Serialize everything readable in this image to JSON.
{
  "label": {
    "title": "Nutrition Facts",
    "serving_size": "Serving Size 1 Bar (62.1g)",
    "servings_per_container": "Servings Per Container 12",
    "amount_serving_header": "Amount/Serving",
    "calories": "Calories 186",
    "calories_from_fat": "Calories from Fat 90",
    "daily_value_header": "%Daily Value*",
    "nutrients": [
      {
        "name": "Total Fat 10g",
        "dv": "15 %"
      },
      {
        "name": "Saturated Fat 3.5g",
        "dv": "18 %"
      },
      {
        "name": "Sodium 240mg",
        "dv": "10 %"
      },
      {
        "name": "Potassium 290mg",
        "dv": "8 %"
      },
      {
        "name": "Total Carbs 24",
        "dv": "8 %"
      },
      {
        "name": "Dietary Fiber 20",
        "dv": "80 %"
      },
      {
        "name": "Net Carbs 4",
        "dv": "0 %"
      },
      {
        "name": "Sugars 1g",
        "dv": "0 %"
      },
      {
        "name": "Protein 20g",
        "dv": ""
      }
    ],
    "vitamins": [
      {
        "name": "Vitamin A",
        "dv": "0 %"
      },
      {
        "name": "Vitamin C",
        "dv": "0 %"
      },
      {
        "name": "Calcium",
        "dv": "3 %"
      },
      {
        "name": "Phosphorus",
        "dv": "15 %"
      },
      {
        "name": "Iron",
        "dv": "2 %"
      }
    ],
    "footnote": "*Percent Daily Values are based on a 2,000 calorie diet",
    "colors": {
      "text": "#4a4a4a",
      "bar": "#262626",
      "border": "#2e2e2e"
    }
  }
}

● ● ● ●

▸ Required work: Give back the material above in full, exactly as it reads.

▸ Task answer:
Serialize everything readable in this image to JSON.
{
  "label": {
    "title": "Nutrition Facts",
    "serving_size": "Serving Size 1 Bar (62.1g)",
    "servings_per_container": "Servings Per Container 12",
    "amount_serving_header": "Amount/Serving",
    "calories": "Calories 186",
    "calories_from_fat": "Calories from Fat 90",
    "daily_value_header": "%Daily Value*",
    "nutrients": [
      {
        "name": "Total Fat 10g",
        "dv": "15 %"
      },
      {
        "name": "Saturated Fat 3.5g",
        "dv": "18 %"
      },
      {
        "name": "Sodium 240mg",
        "dv": "10 %"
      },
      {
        "name": "Potassium 290mg",
        "dv": "8 %"
      },
      {
        "name": "Total Carbs 24",
        "dv": "8 %"
      },
      {
        "name": "Dietary Fiber 20",
        "dv": "80 %"
      },
      {
        "name": "Net Carbs 4",
        "dv": "0 %"
      },
      {
        "name": "Sugars 1g",
        "dv": "0 %"
      },
      {
        "name": "Protein 20g",
        "dv": ""
      }
    ],
    "vitamins": [
      {
        "name": "Vitamin A",
        "dv": "0 %"
      },
      {
        "name": "Vitamin C",
        "dv": "0 %"
      },
      {
        "name": "Calcium",
        "dv": "3 %"
      },
      {
        "name": "Phosphorus",
        "dv": "15 %"
      },
      {
        "name": "Iron",
        "dv": "2 %"
      }
    ],
    "footnote": "*Percent Daily Values are based on a 2,000 calorie diet",
    "colors": {
      "text": "#4a4a4a",
      "bar": "#262626",
      "border": "#2e2e2e"
    }
  }
}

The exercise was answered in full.